── Supplied data

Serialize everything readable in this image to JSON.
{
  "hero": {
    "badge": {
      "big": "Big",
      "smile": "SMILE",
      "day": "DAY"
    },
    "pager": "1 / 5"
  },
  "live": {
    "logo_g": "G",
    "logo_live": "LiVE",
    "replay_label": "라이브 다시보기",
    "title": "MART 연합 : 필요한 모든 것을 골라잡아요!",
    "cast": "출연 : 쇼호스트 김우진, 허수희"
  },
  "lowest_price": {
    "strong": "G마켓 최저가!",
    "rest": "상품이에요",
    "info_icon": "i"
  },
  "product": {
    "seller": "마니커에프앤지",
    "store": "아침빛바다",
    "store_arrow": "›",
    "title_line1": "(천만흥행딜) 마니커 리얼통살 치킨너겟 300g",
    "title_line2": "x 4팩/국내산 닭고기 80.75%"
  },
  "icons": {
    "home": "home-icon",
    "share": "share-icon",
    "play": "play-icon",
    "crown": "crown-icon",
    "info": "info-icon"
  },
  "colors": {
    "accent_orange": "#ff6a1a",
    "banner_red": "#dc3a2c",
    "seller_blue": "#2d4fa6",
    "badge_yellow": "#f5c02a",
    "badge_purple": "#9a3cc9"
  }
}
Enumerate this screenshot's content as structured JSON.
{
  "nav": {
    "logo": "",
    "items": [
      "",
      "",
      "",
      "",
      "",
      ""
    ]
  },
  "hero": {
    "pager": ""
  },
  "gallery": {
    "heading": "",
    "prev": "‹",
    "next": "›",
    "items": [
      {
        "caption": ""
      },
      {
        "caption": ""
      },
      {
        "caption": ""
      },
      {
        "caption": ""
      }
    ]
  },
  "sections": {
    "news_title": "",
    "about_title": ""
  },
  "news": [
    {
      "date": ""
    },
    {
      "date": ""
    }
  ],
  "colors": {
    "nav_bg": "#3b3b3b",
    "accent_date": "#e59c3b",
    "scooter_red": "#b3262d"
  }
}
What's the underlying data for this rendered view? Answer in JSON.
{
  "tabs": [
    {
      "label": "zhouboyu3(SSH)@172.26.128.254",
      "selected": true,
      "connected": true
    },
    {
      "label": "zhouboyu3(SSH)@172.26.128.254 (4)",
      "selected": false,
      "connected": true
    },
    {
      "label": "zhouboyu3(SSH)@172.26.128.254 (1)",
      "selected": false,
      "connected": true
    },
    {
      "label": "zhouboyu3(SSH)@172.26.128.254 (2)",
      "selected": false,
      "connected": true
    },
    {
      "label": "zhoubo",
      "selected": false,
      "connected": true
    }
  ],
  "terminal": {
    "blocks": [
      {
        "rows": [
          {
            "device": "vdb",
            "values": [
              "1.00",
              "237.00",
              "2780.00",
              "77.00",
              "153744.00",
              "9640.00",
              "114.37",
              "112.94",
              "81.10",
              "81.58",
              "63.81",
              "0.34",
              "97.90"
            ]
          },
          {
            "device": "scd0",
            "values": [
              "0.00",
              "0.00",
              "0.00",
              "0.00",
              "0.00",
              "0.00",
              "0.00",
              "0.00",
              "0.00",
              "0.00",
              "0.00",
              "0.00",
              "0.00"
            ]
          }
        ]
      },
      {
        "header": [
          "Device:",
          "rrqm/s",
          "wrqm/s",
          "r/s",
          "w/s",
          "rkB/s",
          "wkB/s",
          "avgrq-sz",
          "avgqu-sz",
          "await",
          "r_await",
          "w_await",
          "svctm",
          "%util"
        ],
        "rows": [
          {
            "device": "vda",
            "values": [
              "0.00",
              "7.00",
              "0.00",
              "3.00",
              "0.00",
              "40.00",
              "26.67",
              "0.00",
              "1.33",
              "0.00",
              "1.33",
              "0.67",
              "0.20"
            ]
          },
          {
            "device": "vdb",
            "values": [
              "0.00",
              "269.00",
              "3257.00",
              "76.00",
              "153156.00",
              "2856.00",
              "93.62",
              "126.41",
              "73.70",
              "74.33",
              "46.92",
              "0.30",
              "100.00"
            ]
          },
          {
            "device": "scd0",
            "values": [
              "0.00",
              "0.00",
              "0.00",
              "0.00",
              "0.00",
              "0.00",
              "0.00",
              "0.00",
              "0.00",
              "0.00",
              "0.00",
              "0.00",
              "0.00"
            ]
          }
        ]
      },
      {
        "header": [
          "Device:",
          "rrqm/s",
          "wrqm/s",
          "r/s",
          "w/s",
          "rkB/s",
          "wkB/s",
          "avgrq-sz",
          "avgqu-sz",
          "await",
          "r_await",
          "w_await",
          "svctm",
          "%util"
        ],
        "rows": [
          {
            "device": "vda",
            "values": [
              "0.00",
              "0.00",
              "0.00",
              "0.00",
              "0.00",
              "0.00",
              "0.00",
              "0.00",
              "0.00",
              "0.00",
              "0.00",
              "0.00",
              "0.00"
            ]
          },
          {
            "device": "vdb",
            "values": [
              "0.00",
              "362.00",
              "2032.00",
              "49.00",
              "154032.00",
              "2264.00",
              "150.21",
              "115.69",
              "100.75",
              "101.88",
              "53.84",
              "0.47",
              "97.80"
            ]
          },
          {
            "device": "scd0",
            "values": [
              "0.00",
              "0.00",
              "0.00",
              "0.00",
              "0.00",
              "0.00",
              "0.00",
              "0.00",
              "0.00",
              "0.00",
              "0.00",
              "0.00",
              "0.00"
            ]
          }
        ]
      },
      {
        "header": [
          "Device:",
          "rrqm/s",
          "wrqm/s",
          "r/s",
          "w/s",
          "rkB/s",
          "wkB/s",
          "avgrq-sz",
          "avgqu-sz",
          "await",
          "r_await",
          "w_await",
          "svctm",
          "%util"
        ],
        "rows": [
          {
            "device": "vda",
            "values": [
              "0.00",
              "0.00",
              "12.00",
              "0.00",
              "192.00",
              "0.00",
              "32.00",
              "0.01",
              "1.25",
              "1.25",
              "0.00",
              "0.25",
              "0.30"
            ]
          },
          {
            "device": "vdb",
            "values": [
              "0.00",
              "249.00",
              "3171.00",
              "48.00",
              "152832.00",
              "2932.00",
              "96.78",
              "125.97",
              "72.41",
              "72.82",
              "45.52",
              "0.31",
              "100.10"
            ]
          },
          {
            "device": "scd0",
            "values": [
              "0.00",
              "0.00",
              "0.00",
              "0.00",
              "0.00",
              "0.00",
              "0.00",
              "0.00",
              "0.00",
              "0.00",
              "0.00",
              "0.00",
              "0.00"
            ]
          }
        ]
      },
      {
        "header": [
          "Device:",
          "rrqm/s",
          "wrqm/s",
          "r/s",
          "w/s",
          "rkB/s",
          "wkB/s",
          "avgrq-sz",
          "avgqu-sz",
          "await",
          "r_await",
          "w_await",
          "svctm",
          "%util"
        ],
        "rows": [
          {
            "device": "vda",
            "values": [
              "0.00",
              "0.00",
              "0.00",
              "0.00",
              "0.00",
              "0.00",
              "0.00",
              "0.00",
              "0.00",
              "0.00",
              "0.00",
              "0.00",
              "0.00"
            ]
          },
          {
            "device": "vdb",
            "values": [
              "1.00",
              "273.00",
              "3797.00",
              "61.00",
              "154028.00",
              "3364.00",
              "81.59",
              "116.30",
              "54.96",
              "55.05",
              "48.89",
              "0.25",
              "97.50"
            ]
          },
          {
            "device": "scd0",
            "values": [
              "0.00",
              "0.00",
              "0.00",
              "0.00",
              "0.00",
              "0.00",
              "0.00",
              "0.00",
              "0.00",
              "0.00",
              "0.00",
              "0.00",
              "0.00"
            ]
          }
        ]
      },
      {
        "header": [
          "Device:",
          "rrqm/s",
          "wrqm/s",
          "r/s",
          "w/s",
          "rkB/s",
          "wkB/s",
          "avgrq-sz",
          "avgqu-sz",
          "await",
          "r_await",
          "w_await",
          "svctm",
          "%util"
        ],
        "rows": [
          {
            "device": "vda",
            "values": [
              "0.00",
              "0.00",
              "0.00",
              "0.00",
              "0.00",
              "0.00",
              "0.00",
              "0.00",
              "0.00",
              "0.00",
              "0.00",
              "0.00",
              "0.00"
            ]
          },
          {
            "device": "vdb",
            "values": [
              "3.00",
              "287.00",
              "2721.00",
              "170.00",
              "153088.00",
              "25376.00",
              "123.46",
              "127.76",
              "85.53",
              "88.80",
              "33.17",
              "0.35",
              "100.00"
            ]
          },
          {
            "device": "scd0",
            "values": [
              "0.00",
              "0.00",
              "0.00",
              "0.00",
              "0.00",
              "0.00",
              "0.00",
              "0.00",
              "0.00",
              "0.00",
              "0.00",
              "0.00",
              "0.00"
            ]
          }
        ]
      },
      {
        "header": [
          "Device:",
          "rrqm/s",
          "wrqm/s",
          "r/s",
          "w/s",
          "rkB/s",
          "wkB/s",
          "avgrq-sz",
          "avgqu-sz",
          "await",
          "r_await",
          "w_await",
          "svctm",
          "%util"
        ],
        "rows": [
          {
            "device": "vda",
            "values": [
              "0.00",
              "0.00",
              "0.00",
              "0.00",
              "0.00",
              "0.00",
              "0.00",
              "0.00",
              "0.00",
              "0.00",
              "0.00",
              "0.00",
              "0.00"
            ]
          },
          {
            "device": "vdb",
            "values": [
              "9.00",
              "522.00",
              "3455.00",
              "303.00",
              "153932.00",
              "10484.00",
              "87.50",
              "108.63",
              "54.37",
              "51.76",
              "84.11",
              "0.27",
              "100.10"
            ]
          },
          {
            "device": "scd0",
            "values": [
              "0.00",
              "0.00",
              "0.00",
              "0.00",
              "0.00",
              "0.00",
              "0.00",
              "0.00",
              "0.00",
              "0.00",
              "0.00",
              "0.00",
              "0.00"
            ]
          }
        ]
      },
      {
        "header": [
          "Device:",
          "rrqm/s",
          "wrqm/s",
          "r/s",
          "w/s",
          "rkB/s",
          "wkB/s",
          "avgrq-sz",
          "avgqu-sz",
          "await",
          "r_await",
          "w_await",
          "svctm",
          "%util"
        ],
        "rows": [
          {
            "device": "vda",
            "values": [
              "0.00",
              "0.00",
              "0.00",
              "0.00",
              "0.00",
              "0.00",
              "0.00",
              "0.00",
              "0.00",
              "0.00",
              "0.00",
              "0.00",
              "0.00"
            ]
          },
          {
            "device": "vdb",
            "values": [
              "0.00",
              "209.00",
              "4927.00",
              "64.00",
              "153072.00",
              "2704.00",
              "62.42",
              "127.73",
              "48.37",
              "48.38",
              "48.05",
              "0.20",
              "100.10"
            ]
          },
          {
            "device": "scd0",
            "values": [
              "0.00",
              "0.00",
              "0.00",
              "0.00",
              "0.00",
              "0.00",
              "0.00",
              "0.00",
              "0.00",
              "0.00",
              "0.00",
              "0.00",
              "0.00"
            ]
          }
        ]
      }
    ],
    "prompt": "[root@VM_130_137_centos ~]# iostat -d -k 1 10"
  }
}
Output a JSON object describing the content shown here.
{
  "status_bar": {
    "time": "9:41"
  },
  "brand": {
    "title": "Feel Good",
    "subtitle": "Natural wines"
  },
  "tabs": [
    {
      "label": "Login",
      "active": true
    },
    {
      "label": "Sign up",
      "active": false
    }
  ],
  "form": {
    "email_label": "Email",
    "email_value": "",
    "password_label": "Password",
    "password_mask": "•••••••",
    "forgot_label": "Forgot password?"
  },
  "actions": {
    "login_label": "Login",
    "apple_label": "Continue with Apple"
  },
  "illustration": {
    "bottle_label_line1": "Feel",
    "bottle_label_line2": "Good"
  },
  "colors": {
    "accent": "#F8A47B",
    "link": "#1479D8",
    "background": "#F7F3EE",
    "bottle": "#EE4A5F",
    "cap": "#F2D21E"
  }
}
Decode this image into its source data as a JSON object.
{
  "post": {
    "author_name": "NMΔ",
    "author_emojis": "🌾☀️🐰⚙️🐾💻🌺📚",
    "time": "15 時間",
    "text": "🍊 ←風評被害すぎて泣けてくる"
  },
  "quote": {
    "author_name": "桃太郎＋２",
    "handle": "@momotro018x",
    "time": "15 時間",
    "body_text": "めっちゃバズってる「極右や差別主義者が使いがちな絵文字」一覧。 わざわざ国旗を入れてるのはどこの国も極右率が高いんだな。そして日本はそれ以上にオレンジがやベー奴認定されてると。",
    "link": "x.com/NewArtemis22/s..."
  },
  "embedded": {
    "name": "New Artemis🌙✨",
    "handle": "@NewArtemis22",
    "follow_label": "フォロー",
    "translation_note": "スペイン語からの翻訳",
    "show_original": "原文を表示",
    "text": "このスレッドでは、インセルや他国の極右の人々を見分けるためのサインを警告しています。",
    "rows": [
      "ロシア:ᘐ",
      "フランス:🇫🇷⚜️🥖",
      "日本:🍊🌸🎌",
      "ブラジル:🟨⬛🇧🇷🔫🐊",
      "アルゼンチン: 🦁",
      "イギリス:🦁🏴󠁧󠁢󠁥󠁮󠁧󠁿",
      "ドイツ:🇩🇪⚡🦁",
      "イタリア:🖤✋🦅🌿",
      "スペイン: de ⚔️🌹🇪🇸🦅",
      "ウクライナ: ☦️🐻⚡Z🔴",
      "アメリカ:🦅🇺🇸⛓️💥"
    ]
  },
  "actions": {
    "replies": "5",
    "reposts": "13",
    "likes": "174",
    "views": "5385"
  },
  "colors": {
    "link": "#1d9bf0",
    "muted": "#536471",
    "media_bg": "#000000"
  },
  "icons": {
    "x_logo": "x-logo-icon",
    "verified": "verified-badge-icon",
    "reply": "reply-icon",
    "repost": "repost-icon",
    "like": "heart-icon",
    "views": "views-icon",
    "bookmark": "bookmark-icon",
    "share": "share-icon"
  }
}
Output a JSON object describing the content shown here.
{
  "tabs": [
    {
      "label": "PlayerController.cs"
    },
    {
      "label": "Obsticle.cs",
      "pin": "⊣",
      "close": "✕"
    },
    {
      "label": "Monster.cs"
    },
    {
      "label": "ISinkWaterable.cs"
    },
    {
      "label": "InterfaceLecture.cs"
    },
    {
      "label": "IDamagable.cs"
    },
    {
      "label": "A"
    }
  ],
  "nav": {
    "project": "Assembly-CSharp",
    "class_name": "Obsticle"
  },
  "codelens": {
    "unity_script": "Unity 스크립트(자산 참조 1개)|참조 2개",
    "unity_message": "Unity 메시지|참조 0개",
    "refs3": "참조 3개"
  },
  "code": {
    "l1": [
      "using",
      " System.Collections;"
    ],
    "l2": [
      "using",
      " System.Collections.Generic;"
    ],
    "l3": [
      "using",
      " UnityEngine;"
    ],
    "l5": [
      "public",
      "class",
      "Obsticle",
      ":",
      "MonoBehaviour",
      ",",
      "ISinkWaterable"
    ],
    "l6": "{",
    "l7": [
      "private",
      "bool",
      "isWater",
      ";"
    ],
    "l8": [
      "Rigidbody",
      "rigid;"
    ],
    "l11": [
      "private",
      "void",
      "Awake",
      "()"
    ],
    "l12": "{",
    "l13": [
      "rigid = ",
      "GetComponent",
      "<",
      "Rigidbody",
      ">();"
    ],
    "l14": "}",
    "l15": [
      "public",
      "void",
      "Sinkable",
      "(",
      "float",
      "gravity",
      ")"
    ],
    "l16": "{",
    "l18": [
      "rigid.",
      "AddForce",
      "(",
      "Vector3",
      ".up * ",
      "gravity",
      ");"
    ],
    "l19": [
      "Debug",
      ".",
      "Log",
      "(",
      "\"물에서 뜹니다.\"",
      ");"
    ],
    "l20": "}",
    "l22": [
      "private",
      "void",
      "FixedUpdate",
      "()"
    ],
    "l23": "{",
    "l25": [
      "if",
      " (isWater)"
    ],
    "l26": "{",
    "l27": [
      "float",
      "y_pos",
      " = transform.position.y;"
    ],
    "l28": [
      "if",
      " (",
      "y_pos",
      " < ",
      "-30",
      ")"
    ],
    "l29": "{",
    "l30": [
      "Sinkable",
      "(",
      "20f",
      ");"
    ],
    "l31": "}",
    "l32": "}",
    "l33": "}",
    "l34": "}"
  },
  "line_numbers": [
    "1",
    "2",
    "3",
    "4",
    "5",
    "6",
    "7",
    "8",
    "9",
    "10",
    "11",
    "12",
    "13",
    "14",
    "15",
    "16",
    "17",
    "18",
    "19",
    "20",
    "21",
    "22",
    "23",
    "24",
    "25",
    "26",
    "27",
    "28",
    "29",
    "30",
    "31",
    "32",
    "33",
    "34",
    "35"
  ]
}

────

# Instructions to follow:
Copy all the lines above that hold the string "ISinkWaterable".

# Answer:
      "label": "ISinkWaterable.cs"
      "ISinkWaterable"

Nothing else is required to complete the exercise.